╭─ INPUT FOR THIS TASK
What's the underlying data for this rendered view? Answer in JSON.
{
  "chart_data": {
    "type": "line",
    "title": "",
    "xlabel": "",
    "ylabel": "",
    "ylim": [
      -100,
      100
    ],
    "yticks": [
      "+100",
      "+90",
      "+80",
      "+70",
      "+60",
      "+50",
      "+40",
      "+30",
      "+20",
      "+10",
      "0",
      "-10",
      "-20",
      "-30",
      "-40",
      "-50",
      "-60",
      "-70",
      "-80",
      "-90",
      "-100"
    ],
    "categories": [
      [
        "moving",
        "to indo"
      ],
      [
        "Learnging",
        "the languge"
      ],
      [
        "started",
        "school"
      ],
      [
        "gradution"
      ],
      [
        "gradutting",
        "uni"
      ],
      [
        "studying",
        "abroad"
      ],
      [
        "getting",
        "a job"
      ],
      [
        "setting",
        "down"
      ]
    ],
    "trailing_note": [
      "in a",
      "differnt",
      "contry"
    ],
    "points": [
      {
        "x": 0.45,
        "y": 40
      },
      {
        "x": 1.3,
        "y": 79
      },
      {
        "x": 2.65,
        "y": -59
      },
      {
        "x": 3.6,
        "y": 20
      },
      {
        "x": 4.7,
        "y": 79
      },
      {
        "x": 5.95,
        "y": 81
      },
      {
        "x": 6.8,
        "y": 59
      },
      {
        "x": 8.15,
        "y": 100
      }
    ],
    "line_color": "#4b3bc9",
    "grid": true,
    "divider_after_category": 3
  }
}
╰─
TASK REQUIREMENTS →
Write down all the entries again without a single difference.

THE RESULT →
What's the underlying data for this rendered view? Answer in JSON.
{
  "chart_data": {
    "type": "line",
    "title": "",
    "xlabel": "",
    "ylabel": "",
    "ylim": [
      -100,
      100
    ],
    "yticks": [
      "+100",
      "+90",
      "+80",
      "+70",
      "+60",
      "+50",
      "+40",
      "+30",
      "+20",
      "+10",
      "0",
      "-10",
      "-20",
      "-30",
      "-40",
      "-50",
      "-60",
      "-70",
      "-80",
      "-90",
      "-100"
    ],
    "categories": [
      [
        "moving",
        "to indo"
      ],
      [
        "Learnging",
        "the languge"
      ],
      [
        "started",
        "school"
      ],
      [
        "gradution"
      ],
      [
        "gradutting",
        "uni"
      ],
      [
        "studying",
        "abroad"
      ],
      [
        "getting",
        "a job"
      ],
      [
        "setting",
        "down"
      ]
    ],
    "trailing_note": [
      "in a",
      "differnt",
      "contry"
    ],
    "points": [
      {
        "x": 0.45,
        "y": 40
      },
      {
        "x": 1.3,
        "y": 79
      },
      {
        "x": 2.65,
        "y": -59
      },
      {
        "x": 3.6,
        "y": 20
      },
      {
        "x": 4.7,
        "y": 79
      },
      {
        "x": 5.95,
        "y": 81
      },
      {
        "x": 6.8,
        "y": 59
      },
      {
        "x": 8.15,
        "y": 100
      }
    ],
    "line_color": "#4b3bc9",
    "grid": true,
    "divider_after_category": 3
  }
}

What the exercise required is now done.